+++ DATA SUPPLIED

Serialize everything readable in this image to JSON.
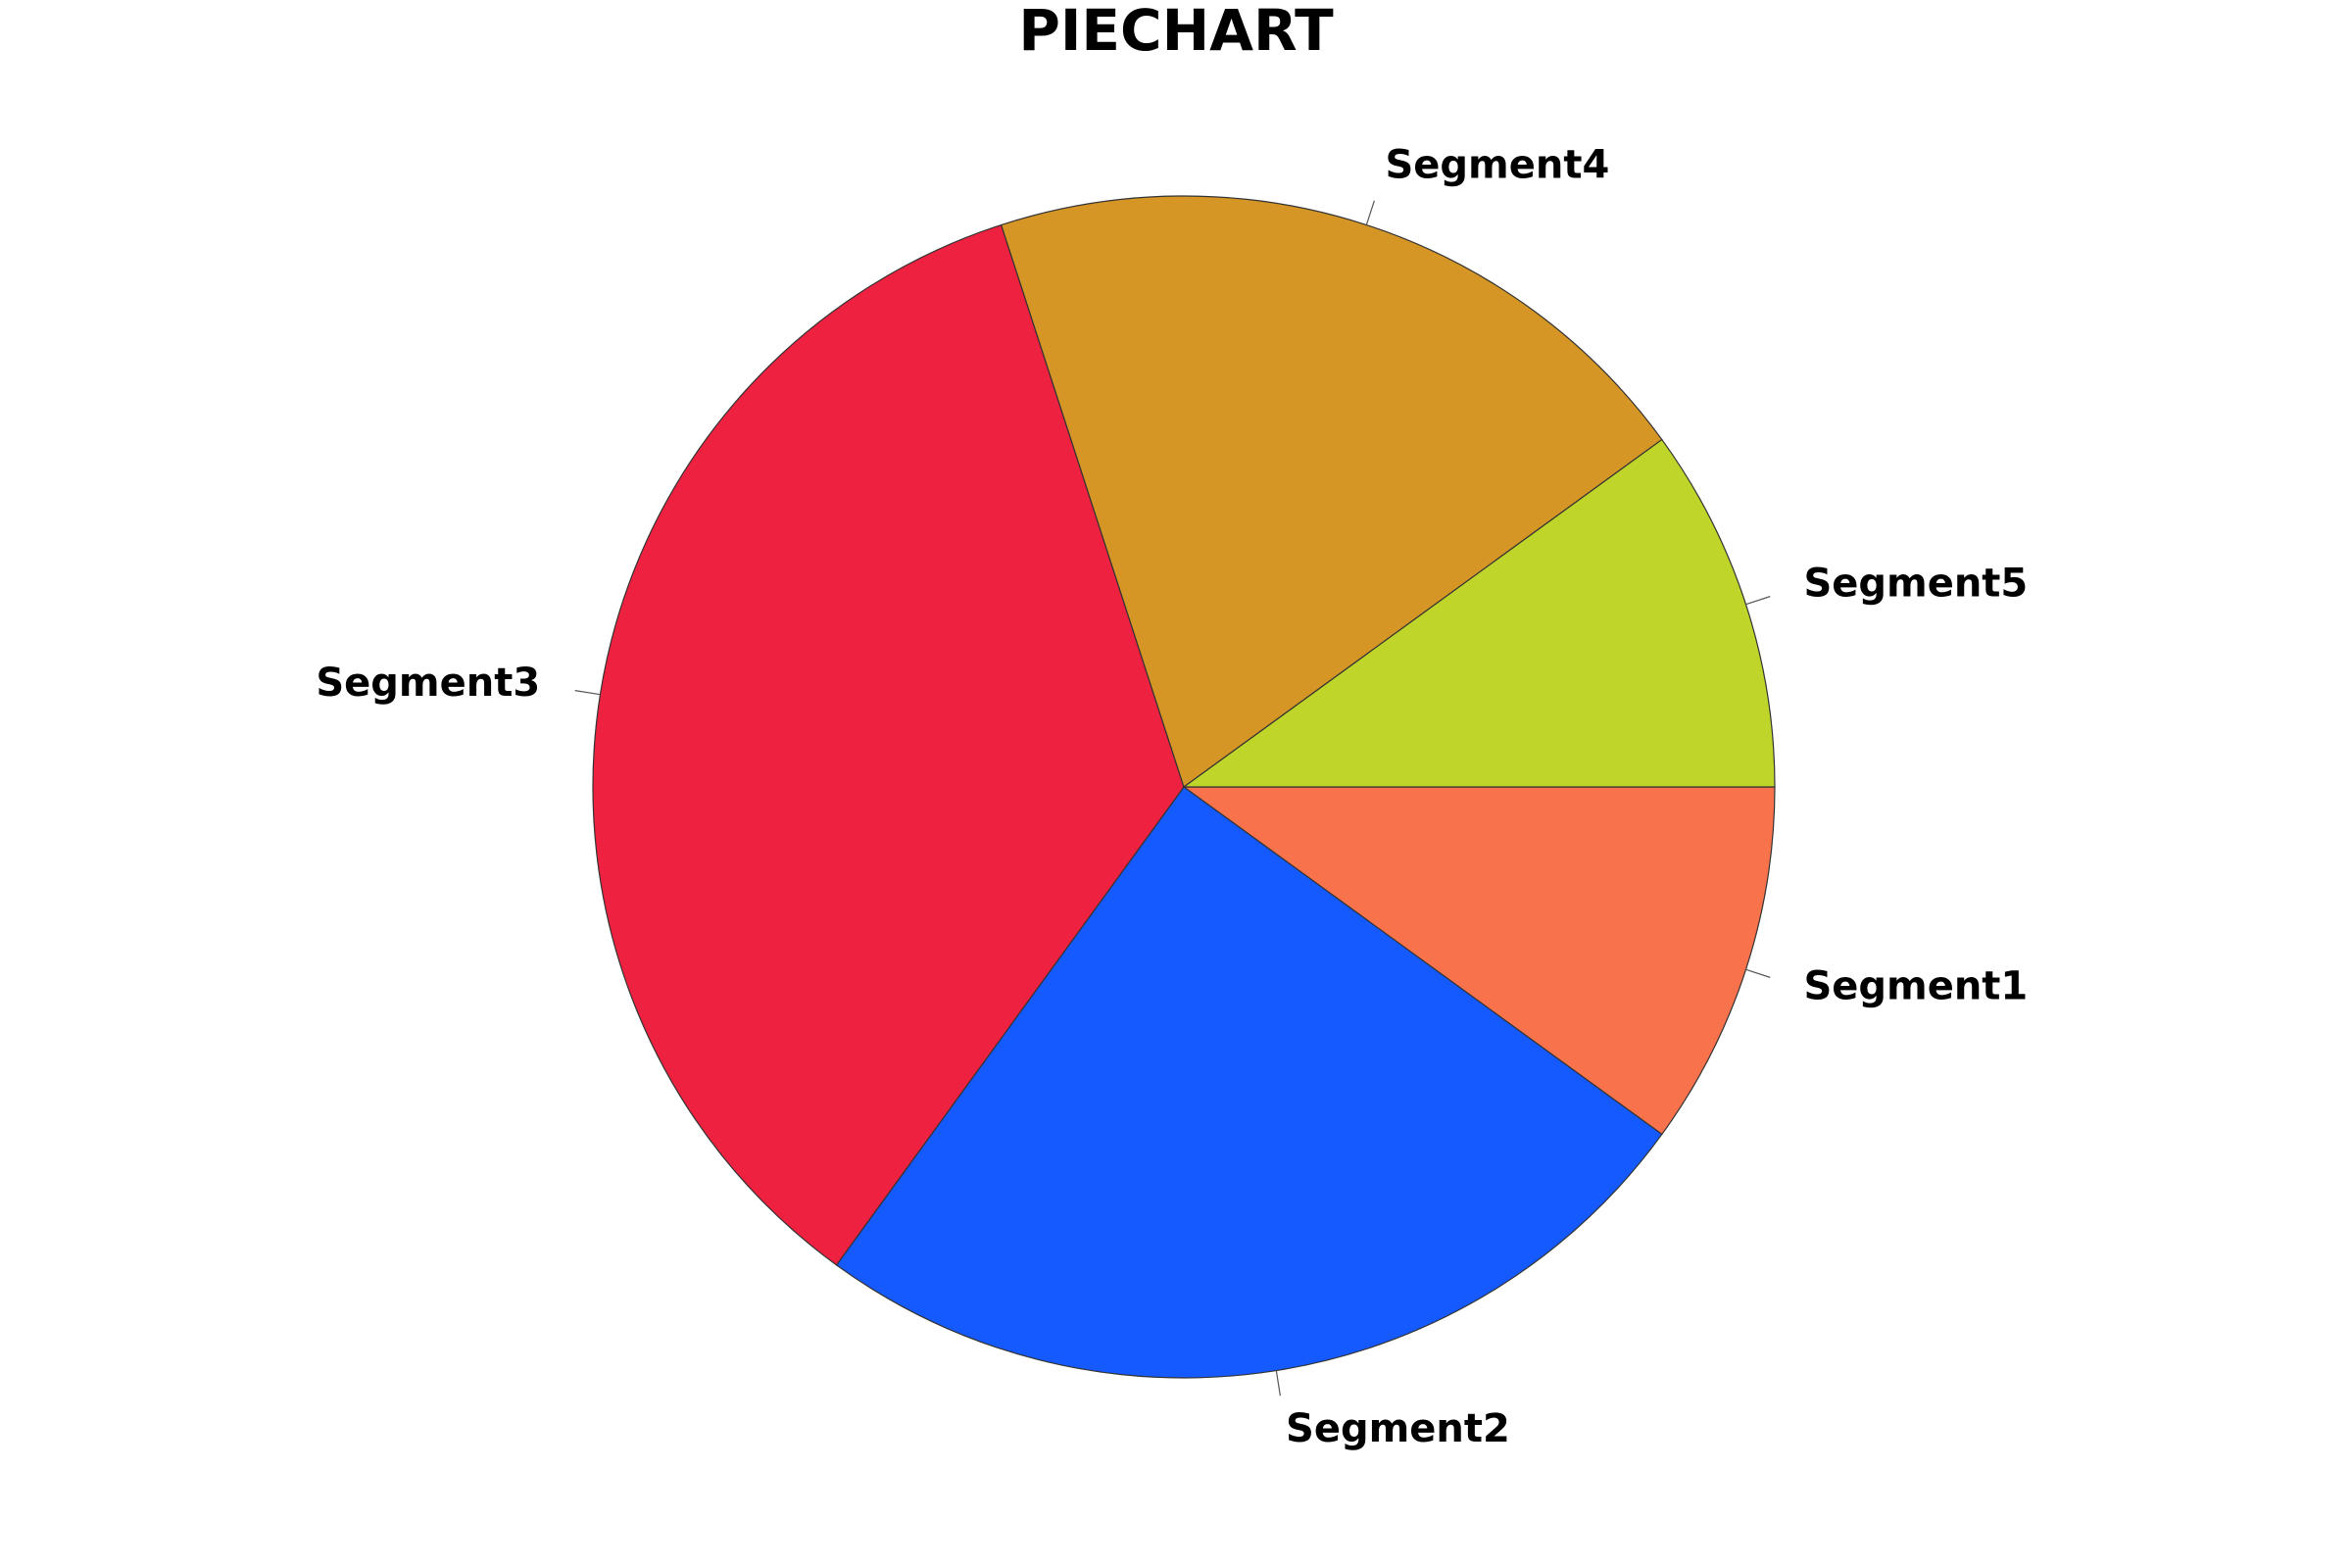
{
  "chart_data": {
    "type": "pie",
    "title": "PIECHART",
    "categories": [
      "Segment1",
      "Segment2",
      "Segment3",
      "Segment4",
      "Segment5"
    ],
    "values": [
      10,
      25,
      35,
      20,
      10
    ],
    "colors": [
      "#F8734C",
      "#145AFF",
      "#EE2140",
      "#D59626",
      "#C0D52A"
    ],
    "start_angle_deg": 0,
    "direction": "clockwise",
    "legend": "none"
  }
}
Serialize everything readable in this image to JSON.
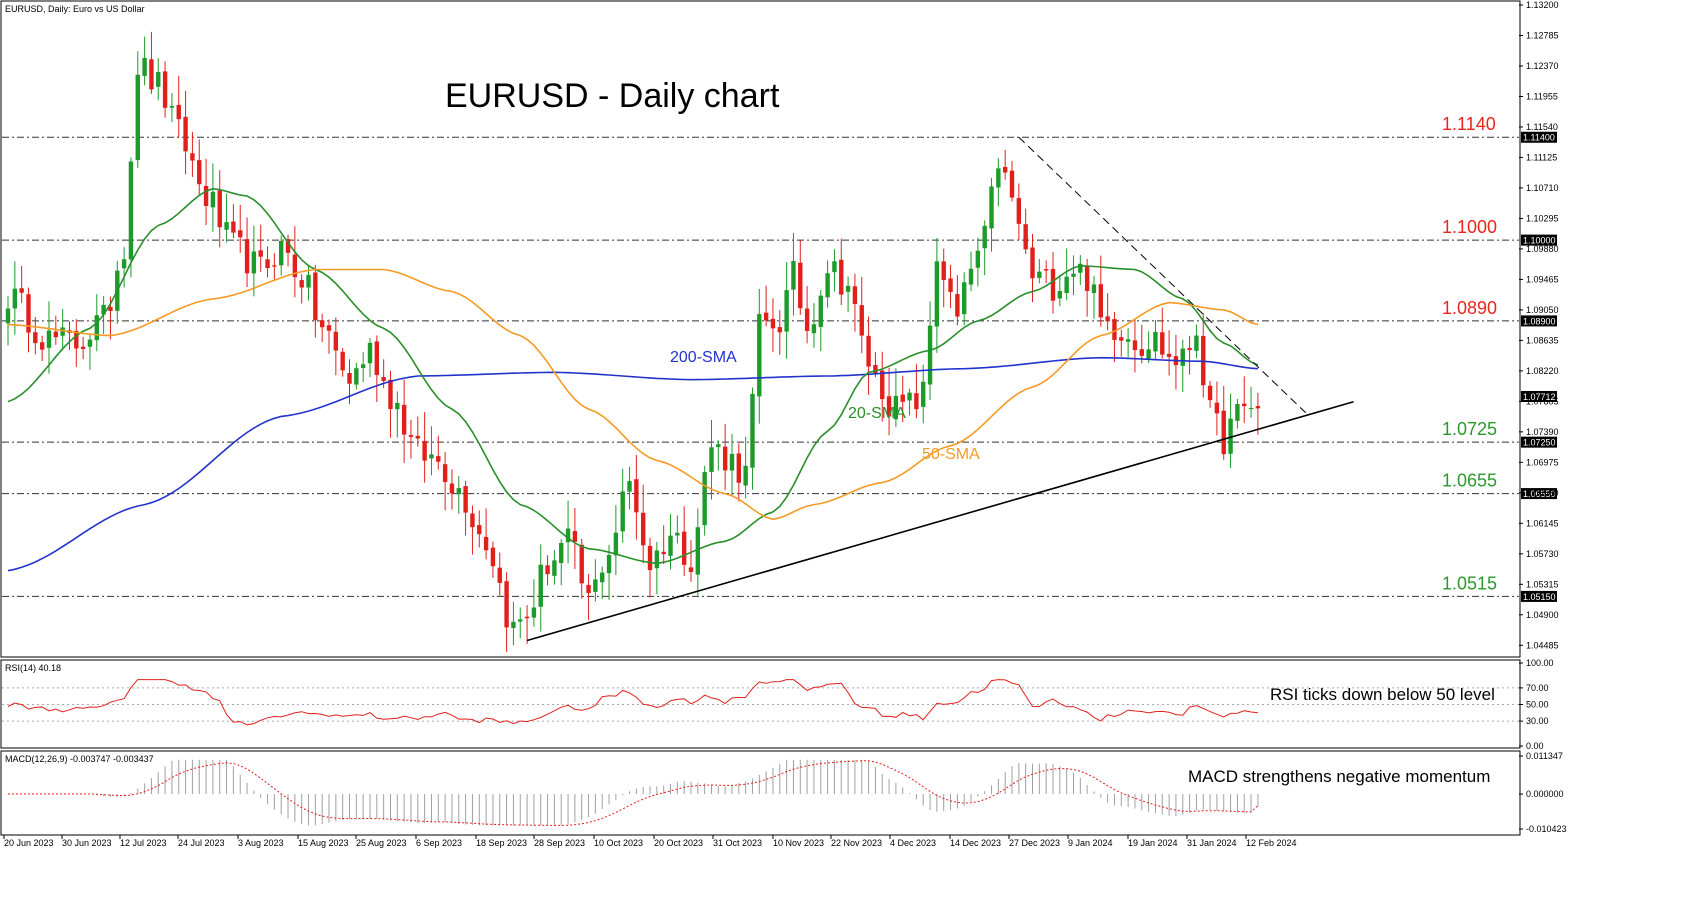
{
  "header": {
    "symbol_line": "EURUSD, Daily:  Euro vs US Dollar",
    "title": "EURUSD - Daily chart"
  },
  "price_axis": {
    "ticks": [
      "1.13200",
      "1.12785",
      "1.12370",
      "1.11955",
      "1.11540",
      "1.11125",
      "1.10710",
      "1.10295",
      "1.09880",
      "1.09465",
      "1.09050",
      "1.08635",
      "1.08220",
      "1.07805",
      "1.07390",
      "1.06975",
      "1.06560",
      "1.06145",
      "1.05730",
      "1.05315",
      "1.04900",
      "1.04485"
    ],
    "current_price": "1.07712"
  },
  "levels": [
    {
      "label": "1.1140",
      "box": "1.11400",
      "value": 1.114,
      "color": "#e8261c"
    },
    {
      "label": "1.1000",
      "box": "1.10000",
      "value": 1.1,
      "color": "#e8261c"
    },
    {
      "label": "1.0890",
      "box": "1.08900",
      "value": 1.089,
      "color": "#e8261c"
    },
    {
      "label": "1.0725",
      "box": "1.07250",
      "value": 1.0725,
      "color": "#2b9a2b"
    },
    {
      "label": "1.0655",
      "box": "1.06550",
      "value": 1.0655,
      "color": "#2b9a2b"
    },
    {
      "label": "1.0515",
      "box": "1.05150",
      "value": 1.0515,
      "color": "#2b9a2b"
    }
  ],
  "annotations": {
    "sma200": "200-SMA",
    "sma20": "20-SMA",
    "sma50": "50-SMA"
  },
  "colors": {
    "bull": "#1c9a2a",
    "bear": "#e1201c",
    "sma20": "#2a8f2a",
    "sma50": "#f59a23",
    "sma200": "#2233cc",
    "rsi": "#e1201c",
    "macd_signal": "#e1201c",
    "macd_hist": "#a0a0a0"
  },
  "rsi": {
    "header": "RSI(14) 40.18",
    "note": "RSI ticks down below 50 level",
    "ticks": [
      "100.00",
      "70.00",
      "50.00",
      "30.00",
      "0.00"
    ]
  },
  "macd": {
    "header": "MACD(12,26,9) -0.003747 -0.003437",
    "note": "MACD strengthens negative momentum",
    "ticks": [
      "0.011347",
      "0.000000",
      "-0.010423"
    ]
  },
  "date_axis": [
    "20 Jun 2023",
    "30 Jun 2023",
    "12 Jul 2023",
    "24 Jul 2023",
    "3 Aug 2023",
    "15 Aug 2023",
    "25 Aug 2023",
    "6 Sep 2023",
    "18 Sep 2023",
    "28 Sep 2023",
    "10 Oct 2023",
    "20 Oct 2023",
    "31 Oct 2023",
    "10 Nov 2023",
    "22 Nov 2023",
    "4 Dec 2023",
    "14 Dec 2023",
    "27 Dec 2023",
    "9 Jan 2024",
    "19 Jan 2024",
    "31 Jan 2024",
    "12 Feb 2024"
  ],
  "chart_data": {
    "type": "candlestick",
    "title": "EURUSD - Daily chart",
    "x_range": [
      "20 Jun 2023",
      "12 Feb 2024"
    ],
    "ylim": [
      1.0438,
      1.132
    ],
    "close_path": [
      {
        "i": 0,
        "c": 1.0925
      },
      {
        "i": 6,
        "c": 1.0865
      },
      {
        "i": 10,
        "c": 1.086
      },
      {
        "i": 14,
        "c": 1.089
      },
      {
        "i": 17,
        "c": 1.0995
      },
      {
        "i": 19,
        "c": 1.124
      },
      {
        "i": 22,
        "c": 1.121
      },
      {
        "i": 25,
        "c": 1.1145
      },
      {
        "i": 29,
        "c": 1.106
      },
      {
        "i": 33,
        "c": 1.099
      },
      {
        "i": 37,
        "c": 1.096
      },
      {
        "i": 40,
        "c": 1.099
      },
      {
        "i": 43,
        "c": 1.095
      },
      {
        "i": 46,
        "c": 1.088
      },
      {
        "i": 50,
        "c": 1.081
      },
      {
        "i": 53,
        "c": 1.085
      },
      {
        "i": 56,
        "c": 1.079
      },
      {
        "i": 60,
        "c": 1.071
      },
      {
        "i": 63,
        "c": 1.07
      },
      {
        "i": 66,
        "c": 1.066
      },
      {
        "i": 70,
        "c": 1.059
      },
      {
        "i": 74,
        "c": 1.047
      },
      {
        "i": 76,
        "c": 1.049
      },
      {
        "i": 79,
        "c": 1.056
      },
      {
        "i": 82,
        "c": 1.059
      },
      {
        "i": 85,
        "c": 1.051
      },
      {
        "i": 88,
        "c": 1.058
      },
      {
        "i": 91,
        "c": 1.067
      },
      {
        "i": 94,
        "c": 1.056
      },
      {
        "i": 97,
        "c": 1.06
      },
      {
        "i": 100,
        "c": 1.057
      },
      {
        "i": 103,
        "c": 1.072
      },
      {
        "i": 106,
        "c": 1.07
      },
      {
        "i": 108,
        "c": 1.068
      },
      {
        "i": 110,
        "c": 1.088
      },
      {
        "i": 113,
        "c": 1.089
      },
      {
        "i": 115,
        "c": 1.095
      },
      {
        "i": 117,
        "c": 1.088
      },
      {
        "i": 120,
        "c": 1.0965
      },
      {
        "i": 123,
        "c": 1.094
      },
      {
        "i": 125,
        "c": 1.086
      },
      {
        "i": 127,
        "c": 1.081
      },
      {
        "i": 130,
        "c": 1.077
      },
      {
        "i": 132,
        "c": 1.0775
      },
      {
        "i": 134,
        "c": 1.079
      },
      {
        "i": 136,
        "c": 1.098
      },
      {
        "i": 139,
        "c": 1.089
      },
      {
        "i": 141,
        "c": 1.096
      },
      {
        "i": 143,
        "c": 1.1
      },
      {
        "i": 145,
        "c": 1.111
      },
      {
        "i": 147,
        "c": 1.105
      },
      {
        "i": 150,
        "c": 1.095
      },
      {
        "i": 153,
        "c": 1.094
      },
      {
        "i": 156,
        "c": 1.0965
      },
      {
        "i": 158,
        "c": 1.095
      },
      {
        "i": 160,
        "c": 1.089
      },
      {
        "i": 163,
        "c": 1.088
      },
      {
        "i": 166,
        "c": 1.086
      },
      {
        "i": 168,
        "c": 1.0865
      },
      {
        "i": 170,
        "c": 1.084
      },
      {
        "i": 172,
        "c": 1.0835
      },
      {
        "i": 174,
        "c": 1.088
      },
      {
        "i": 176,
        "c": 1.076
      },
      {
        "i": 178,
        "c": 1.073
      },
      {
        "i": 180,
        "c": 1.076
      },
      {
        "i": 182,
        "c": 1.0775
      },
      {
        "i": 183,
        "c": 1.0771
      }
    ],
    "indicators": [
      {
        "name": "200-SMA",
        "points": [
          {
            "i": 0,
            "v": 1.055
          },
          {
            "i": 20,
            "v": 1.064
          },
          {
            "i": 40,
            "v": 1.076
          },
          {
            "i": 60,
            "v": 1.0815
          },
          {
            "i": 80,
            "v": 1.082
          },
          {
            "i": 100,
            "v": 1.081
          },
          {
            "i": 120,
            "v": 1.0815
          },
          {
            "i": 140,
            "v": 1.0825
          },
          {
            "i": 160,
            "v": 1.084
          },
          {
            "i": 175,
            "v": 1.0835
          },
          {
            "i": 183,
            "v": 1.0825
          }
        ]
      },
      {
        "name": "20-SMA",
        "points": [
          {
            "i": 0,
            "v": 1.078
          },
          {
            "i": 12,
            "v": 1.088
          },
          {
            "i": 22,
            "v": 1.102
          },
          {
            "i": 30,
            "v": 1.107
          },
          {
            "i": 35,
            "v": 1.106
          },
          {
            "i": 45,
            "v": 1.096
          },
          {
            "i": 55,
            "v": 1.088
          },
          {
            "i": 65,
            "v": 1.077
          },
          {
            "i": 75,
            "v": 1.064
          },
          {
            "i": 85,
            "v": 1.058
          },
          {
            "i": 95,
            "v": 1.056
          },
          {
            "i": 105,
            "v": 1.059
          },
          {
            "i": 112,
            "v": 1.063
          },
          {
            "i": 120,
            "v": 1.074
          },
          {
            "i": 126,
            "v": 1.082
          },
          {
            "i": 135,
            "v": 1.085
          },
          {
            "i": 142,
            "v": 1.089
          },
          {
            "i": 150,
            "v": 1.093
          },
          {
            "i": 157,
            "v": 1.0965
          },
          {
            "i": 165,
            "v": 1.096
          },
          {
            "i": 172,
            "v": 1.092
          },
          {
            "i": 178,
            "v": 1.086
          },
          {
            "i": 183,
            "v": 1.083
          }
        ]
      },
      {
        "name": "50-SMA",
        "points": [
          {
            "i": 0,
            "v": 1.0885
          },
          {
            "i": 15,
            "v": 1.087
          },
          {
            "i": 30,
            "v": 1.092
          },
          {
            "i": 45,
            "v": 1.096
          },
          {
            "i": 55,
            "v": 1.096
          },
          {
            "i": 65,
            "v": 1.093
          },
          {
            "i": 75,
            "v": 1.087
          },
          {
            "i": 85,
            "v": 1.077
          },
          {
            "i": 95,
            "v": 1.07
          },
          {
            "i": 105,
            "v": 1.0655
          },
          {
            "i": 112,
            "v": 1.062
          },
          {
            "i": 118,
            "v": 1.064
          },
          {
            "i": 128,
            "v": 1.067
          },
          {
            "i": 138,
            "v": 1.072
          },
          {
            "i": 150,
            "v": 1.08
          },
          {
            "i": 160,
            "v": 1.087
          },
          {
            "i": 170,
            "v": 1.0915
          },
          {
            "i": 178,
            "v": 1.0905
          },
          {
            "i": 183,
            "v": 1.0885
          }
        ]
      }
    ],
    "trendlines": [
      {
        "kind": "support",
        "from": {
          "i": 76,
          "v": 1.0455
        },
        "to": {
          "i": 197,
          "v": 1.078
        }
      },
      {
        "kind": "resistance",
        "from": {
          "i": 148,
          "v": 1.114
        },
        "to": {
          "i": 190,
          "v": 1.0765
        }
      }
    ],
    "rsi_last": 40.18,
    "rsi_levels": [
      70,
      50,
      30
    ],
    "macd_main": -0.003747,
    "macd_signal": -0.003437,
    "macd_ylim": [
      -0.010423,
      0.011347
    ]
  }
}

++++++

# OBJECTIVE
Gather up, from the records above, each line where the word "label" appears.

# CORRECT OUTPUT
      "label": "1.1140",
      "label": "1.1000",
      "label": "1.0890",
      "label": "1.0725",
      "label": "1.0655",
      "label": "1.0515",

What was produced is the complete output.